━━━━━ MATERIAL PROVIDED ━━━━━

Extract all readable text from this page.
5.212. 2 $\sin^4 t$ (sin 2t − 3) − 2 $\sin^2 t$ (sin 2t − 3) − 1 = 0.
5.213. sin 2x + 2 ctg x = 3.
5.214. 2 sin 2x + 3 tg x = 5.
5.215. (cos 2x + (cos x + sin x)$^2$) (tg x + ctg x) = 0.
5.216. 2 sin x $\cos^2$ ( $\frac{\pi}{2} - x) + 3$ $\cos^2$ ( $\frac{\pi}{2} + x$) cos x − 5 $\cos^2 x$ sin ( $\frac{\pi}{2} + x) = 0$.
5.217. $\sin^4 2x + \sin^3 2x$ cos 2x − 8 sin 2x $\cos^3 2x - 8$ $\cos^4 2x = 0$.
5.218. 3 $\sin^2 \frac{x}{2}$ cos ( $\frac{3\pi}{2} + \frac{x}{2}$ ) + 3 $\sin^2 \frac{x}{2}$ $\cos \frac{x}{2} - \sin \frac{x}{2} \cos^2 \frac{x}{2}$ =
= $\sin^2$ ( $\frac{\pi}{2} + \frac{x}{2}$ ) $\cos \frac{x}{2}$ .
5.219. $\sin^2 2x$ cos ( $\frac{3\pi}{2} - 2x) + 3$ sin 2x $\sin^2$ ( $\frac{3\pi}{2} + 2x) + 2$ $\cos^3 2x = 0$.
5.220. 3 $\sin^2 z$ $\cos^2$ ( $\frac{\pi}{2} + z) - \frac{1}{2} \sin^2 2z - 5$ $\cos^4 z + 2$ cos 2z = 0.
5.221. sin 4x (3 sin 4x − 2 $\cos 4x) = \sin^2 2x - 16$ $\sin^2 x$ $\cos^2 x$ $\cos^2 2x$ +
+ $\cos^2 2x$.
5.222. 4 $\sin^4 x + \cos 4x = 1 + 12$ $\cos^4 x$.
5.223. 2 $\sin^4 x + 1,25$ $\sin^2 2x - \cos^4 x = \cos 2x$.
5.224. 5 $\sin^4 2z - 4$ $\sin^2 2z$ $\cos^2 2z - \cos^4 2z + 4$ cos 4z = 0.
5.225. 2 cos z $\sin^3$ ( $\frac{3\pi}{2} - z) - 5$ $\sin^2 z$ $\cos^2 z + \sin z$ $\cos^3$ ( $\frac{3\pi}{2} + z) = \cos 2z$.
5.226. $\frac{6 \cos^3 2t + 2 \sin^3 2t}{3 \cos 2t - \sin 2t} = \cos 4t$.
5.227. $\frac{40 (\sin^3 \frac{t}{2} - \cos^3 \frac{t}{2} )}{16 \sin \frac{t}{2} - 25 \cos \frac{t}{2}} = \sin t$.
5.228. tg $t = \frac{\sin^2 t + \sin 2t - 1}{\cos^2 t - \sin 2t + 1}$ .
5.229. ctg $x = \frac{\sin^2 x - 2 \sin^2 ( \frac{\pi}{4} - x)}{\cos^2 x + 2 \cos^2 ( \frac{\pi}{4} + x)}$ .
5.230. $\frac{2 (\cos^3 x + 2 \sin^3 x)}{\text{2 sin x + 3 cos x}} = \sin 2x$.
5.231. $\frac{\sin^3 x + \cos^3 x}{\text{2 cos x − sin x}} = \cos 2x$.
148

━━━━━

> PROBLEM
Copy each line from the records above that includes the string "text".

> THE RESPONSE
Extract all readable text from this page.
5.230. $\frac{2 (\cos^3 x + 2 \sin^3 x)}{\text{2 sin x + 3 cos x}} = \sin 2x$.
5.231. $\frac{\sin^3 x + \cos^3 x}{\text{2 cos x − sin x}} = \cos 2x$.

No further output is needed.